▸ **WHAT YOU WILL DO**
Records follow. Pull out every line that contains "xinyuwenchuang".
....................
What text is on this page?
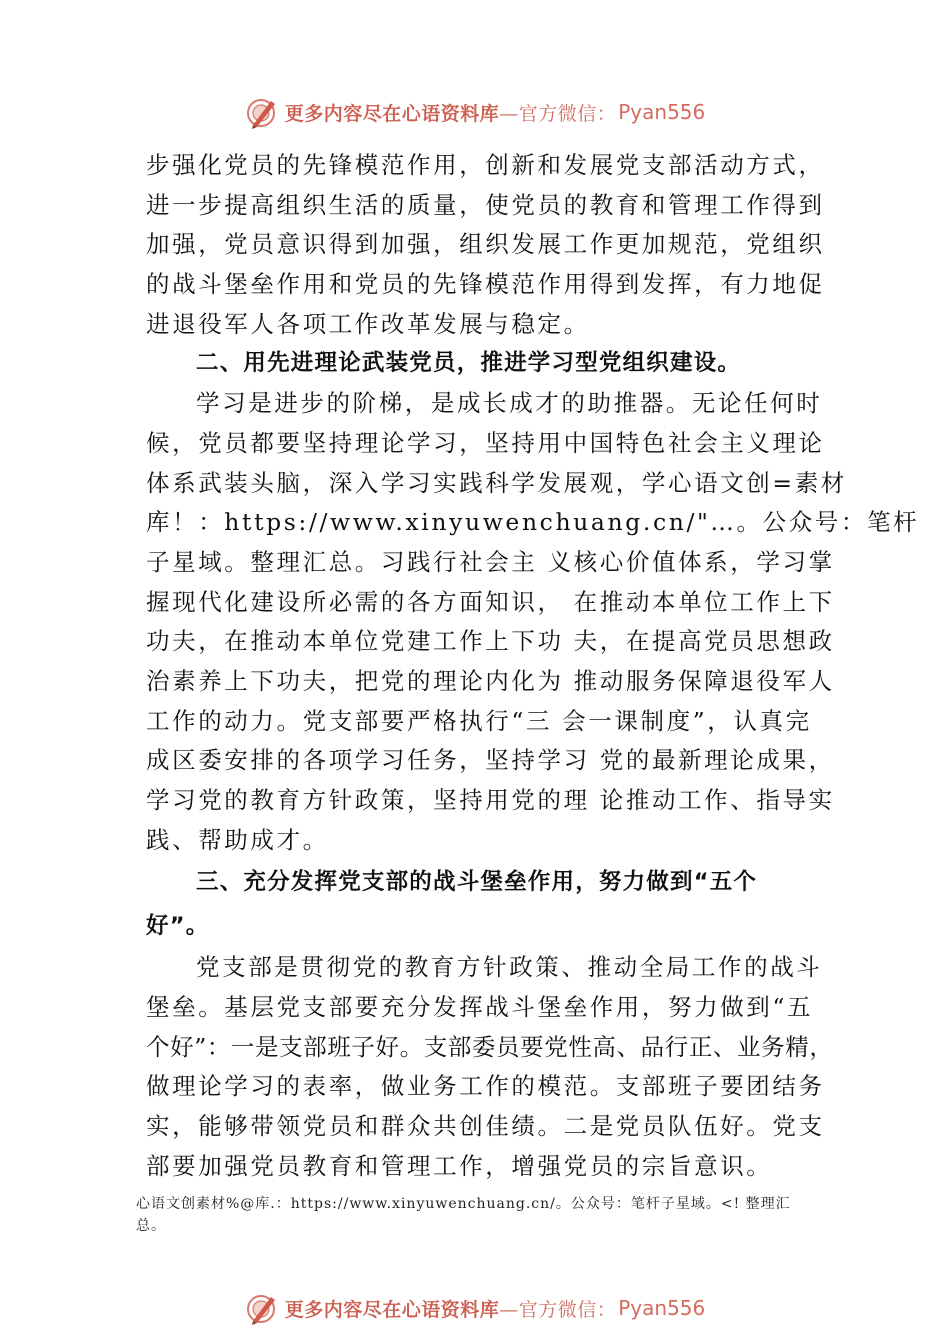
更多内容尽在心语资料库—官方微信： Pyan556
步强化党员的先锋模范作用，创新和发展党支部活动方式，
进一步提高组织生活的质量，使党员的教育和管理工作得到
加强，党员意识得到加强，组织发展工作更加规范，党组织
的战斗堡垒作用和党员的先锋模范作用得到发挥，有力地促
进退役军人各项工作改革发展与稳定。
二、用先进理论武装党员，推进学习型党组织建设。
学习是进步的阶梯，是成长成才的助推器。无论任何时
候，党员都要坚持理论学习，坚持用中国特色社会主义理论
体系武装头脑，深入学习实践科学发展观，学心语文创=素材
库！：https://www.xinyuwenchuang.cn/"…。公众号：笔杆
子星域。整理汇总。习践行社会主 义核心价值体系，学习掌
握现代化建设所必需的各方面知识， 在推动本单位工作上下
功夫，在推动本单位党建工作上下功 夫，在提高党员思想政
治素养上下功夫，把党的理论内化为 推动服务保障退役军人
工作的动力。党支部要严格执行“三 会一课制度”，认真完
成区委安排的各项学习任务，坚持学习 党的最新理论成果，
学习党的教育方针政策，坚持用党的理 论推动工作、指导实
践、帮助成才。
三、充分发挥党支部的战斗堡垒作用，努力做到“五个
好”。
党支部是贯彻党的教育方针政策、推动全局工作的战斗
堡垒。基层党支部要充分发挥战斗堡垒作用，努力做到“五
个好”：一是支部班子好。支部委员要党性高、品行正、业务精，
做理论学习的表率，做业务工作的模范。支部班子要团结务
实，能够带领党员和群众共创佳绩。二是党员队伍好。党支
部要加强党员教育和管理工作，增强党员的宗旨意识。
心语文创素材%@库.：https://www.xinyuwenchuang.cn/。公众号：笔杆子星域。<! 整理汇
总。
更多内容尽在心语资料库—官方微信： Pyan556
....................
▸ **EXPECTED ANSWER**
库！：https://www.xinyuwenchuang.cn/"…。公众号：笔杆
心语文创素材%@库.：https://www.xinyuwenchuang.cn/。公众号：笔杆子星域。<! 整理汇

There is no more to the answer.